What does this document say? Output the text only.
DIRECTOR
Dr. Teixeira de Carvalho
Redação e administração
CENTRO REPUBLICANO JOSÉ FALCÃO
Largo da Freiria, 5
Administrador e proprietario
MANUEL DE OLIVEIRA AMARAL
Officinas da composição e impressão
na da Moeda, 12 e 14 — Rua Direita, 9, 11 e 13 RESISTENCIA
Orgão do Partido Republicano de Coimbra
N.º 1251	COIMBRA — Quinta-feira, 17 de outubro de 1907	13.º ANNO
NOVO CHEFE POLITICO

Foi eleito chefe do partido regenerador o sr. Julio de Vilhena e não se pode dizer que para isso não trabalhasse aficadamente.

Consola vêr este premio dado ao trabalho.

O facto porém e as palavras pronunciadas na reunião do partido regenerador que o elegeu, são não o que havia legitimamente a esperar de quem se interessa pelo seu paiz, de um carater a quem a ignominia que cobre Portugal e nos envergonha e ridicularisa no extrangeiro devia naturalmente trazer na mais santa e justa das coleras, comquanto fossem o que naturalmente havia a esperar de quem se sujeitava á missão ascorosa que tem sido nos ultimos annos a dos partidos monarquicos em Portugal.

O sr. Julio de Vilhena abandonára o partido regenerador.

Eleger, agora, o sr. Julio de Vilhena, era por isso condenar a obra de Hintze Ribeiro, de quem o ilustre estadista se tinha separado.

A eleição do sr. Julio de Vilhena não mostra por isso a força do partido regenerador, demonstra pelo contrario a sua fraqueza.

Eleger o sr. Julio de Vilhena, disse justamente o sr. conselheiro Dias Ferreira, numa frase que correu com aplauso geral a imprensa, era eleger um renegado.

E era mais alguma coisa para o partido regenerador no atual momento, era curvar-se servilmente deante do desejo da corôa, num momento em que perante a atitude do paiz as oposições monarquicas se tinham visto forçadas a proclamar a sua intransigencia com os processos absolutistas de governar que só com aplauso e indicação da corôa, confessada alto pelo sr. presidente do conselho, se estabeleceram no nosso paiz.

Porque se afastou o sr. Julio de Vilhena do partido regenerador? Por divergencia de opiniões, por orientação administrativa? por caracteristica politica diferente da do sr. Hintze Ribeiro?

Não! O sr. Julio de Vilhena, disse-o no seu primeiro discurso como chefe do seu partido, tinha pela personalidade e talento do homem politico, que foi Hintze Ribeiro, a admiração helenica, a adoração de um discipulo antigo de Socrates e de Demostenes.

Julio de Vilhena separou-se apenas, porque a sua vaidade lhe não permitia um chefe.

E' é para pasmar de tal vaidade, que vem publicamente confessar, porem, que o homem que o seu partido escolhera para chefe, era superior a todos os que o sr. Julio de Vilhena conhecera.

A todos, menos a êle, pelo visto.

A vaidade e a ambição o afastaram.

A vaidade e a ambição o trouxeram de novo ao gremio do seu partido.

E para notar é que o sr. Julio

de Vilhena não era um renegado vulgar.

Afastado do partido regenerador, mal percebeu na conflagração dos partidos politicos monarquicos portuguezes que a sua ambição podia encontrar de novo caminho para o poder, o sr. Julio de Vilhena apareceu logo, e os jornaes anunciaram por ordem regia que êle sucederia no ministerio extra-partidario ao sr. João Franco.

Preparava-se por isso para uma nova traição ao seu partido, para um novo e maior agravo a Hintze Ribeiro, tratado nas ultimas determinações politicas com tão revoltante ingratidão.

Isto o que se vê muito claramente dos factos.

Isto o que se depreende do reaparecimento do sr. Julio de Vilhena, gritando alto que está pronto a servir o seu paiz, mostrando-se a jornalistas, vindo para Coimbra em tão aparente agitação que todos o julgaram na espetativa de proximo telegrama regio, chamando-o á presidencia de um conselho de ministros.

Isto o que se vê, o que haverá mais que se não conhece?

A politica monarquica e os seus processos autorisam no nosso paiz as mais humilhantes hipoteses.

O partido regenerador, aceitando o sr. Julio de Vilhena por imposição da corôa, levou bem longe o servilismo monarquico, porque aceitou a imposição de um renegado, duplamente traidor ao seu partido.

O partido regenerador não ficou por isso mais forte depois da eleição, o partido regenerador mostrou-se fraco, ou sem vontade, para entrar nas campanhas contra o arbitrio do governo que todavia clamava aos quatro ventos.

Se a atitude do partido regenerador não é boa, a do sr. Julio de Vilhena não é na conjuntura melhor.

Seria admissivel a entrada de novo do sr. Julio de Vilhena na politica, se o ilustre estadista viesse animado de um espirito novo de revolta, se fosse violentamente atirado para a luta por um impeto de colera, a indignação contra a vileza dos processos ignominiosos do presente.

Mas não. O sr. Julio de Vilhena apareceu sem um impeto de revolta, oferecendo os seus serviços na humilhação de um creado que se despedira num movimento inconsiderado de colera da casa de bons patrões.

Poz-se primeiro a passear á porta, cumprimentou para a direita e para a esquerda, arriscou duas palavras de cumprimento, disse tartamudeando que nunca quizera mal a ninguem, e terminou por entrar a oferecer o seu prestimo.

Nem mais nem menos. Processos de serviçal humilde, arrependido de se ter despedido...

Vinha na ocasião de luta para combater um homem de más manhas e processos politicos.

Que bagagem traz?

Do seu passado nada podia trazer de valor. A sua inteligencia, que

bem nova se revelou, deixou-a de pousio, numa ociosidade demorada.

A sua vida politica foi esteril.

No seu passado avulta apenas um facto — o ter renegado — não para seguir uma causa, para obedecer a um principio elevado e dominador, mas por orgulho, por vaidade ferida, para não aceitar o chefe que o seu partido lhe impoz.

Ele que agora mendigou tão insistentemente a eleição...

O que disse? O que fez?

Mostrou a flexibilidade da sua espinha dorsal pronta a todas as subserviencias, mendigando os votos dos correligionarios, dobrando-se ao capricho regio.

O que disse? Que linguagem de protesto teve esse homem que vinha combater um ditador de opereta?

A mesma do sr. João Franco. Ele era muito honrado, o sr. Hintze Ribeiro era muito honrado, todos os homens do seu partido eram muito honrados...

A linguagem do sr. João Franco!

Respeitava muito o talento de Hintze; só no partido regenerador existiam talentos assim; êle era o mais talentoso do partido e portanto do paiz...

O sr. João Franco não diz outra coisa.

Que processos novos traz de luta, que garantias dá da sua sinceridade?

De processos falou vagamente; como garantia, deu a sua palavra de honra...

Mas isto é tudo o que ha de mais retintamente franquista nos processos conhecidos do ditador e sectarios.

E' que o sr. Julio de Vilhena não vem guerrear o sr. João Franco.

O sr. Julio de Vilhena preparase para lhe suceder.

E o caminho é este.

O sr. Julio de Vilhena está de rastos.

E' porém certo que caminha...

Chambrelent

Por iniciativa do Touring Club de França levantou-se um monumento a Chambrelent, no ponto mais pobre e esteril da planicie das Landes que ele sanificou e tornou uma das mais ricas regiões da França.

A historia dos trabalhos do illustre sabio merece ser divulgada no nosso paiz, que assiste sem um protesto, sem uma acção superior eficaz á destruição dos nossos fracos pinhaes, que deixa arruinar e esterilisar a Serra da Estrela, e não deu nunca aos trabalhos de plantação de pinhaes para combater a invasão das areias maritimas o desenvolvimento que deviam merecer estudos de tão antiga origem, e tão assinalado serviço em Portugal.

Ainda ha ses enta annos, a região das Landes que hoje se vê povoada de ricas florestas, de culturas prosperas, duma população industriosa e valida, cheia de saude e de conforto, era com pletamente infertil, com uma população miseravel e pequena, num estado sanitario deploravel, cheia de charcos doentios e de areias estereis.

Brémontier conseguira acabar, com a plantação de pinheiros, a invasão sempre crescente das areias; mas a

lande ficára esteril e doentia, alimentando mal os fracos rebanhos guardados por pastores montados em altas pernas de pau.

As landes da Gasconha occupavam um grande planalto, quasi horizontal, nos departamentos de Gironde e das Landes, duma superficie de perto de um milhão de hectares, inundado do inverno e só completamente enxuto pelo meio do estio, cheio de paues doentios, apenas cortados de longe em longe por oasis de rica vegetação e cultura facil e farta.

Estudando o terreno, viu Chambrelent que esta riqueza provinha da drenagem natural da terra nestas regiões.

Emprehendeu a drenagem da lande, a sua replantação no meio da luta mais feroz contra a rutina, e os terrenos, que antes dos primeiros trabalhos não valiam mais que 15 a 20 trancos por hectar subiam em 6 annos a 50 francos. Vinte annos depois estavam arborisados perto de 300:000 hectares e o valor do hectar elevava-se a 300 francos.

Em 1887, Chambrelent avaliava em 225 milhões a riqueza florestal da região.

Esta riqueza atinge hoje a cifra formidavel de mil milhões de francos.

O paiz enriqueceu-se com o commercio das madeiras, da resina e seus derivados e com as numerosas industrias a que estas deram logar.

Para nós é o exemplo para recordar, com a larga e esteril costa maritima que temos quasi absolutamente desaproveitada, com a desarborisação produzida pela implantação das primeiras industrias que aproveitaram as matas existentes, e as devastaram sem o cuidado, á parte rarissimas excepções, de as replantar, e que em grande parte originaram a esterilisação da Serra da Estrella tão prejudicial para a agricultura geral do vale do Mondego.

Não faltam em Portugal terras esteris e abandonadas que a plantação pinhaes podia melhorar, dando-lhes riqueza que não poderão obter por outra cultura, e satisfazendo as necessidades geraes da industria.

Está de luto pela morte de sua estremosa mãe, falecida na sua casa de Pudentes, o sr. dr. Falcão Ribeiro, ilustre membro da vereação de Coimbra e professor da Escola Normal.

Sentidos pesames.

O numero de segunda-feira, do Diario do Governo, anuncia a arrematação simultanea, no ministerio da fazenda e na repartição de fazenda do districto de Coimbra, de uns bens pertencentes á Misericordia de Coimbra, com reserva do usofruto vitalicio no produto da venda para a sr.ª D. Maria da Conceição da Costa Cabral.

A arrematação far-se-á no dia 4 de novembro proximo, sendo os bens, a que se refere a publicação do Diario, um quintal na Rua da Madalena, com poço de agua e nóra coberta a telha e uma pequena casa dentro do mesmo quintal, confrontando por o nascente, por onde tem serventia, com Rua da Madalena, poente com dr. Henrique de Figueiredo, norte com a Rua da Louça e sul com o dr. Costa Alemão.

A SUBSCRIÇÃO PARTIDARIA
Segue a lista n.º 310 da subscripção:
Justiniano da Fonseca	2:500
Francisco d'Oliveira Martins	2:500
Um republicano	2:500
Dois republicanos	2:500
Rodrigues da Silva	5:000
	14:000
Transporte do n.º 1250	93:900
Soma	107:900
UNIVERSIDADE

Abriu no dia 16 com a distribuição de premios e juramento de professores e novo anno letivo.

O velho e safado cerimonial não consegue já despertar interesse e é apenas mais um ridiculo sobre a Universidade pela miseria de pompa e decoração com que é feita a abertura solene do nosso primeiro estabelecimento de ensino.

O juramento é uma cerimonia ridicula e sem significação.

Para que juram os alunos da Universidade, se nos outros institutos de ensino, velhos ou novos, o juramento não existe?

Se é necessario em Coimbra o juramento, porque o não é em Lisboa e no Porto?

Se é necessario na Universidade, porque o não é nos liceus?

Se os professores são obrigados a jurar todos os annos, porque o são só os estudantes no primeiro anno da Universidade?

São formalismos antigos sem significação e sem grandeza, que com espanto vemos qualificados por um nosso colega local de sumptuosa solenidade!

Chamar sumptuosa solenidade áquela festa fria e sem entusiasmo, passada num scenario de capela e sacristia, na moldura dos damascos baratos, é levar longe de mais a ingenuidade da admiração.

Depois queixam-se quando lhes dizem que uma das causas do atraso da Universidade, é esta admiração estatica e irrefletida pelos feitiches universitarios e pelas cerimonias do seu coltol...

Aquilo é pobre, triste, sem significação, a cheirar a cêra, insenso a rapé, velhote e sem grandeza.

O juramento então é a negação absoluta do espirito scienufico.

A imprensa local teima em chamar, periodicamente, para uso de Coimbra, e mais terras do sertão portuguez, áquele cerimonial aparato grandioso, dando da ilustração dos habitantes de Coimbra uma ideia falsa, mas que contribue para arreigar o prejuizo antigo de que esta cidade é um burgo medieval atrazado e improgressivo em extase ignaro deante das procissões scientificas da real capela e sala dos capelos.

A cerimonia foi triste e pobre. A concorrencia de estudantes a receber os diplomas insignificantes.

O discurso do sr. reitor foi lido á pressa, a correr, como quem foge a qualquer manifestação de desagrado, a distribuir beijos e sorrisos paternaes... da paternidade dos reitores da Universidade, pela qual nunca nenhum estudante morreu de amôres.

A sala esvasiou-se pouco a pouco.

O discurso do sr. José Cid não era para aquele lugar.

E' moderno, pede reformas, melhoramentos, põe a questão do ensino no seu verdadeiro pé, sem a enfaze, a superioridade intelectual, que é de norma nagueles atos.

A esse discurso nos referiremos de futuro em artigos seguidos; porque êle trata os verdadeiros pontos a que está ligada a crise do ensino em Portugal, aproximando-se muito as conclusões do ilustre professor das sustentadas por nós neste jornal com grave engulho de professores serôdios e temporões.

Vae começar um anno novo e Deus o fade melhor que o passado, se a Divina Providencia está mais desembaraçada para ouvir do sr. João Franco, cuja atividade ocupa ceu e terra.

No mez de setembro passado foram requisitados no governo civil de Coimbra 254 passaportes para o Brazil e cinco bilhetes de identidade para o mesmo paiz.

» **PROBLEM DETAILS**: Collect the lines of the data that carry the word "bens".

» **SOLUTION**:
O numero de segunda-feira, do Diario do Governo, anuncia a arrematação simultanea, no ministerio da fazenda e na repartição de fazenda do districto de Coimbra, de uns bens pertencentes á Misericordia de Coimbra, com reserva do usofruto vitalicio no produto da venda para a sr.ª D. Maria da Conceição da Costa Cabral.
A arrematação far-se-á no dia 4 de novembro proximo, sendo os bens, a que se refere a publicação do Diario, um quintal na Rua da Madalena, com poço de agua e nóra coberta a telha e uma pequena casa dentro do mesmo quintal, confrontando por o nascente, por onde tem serventia, com Rua da Madalena, poente com dr. Henrique de Figueiredo, norte com a Rua da Louça e sul com o dr. Costa Alemão.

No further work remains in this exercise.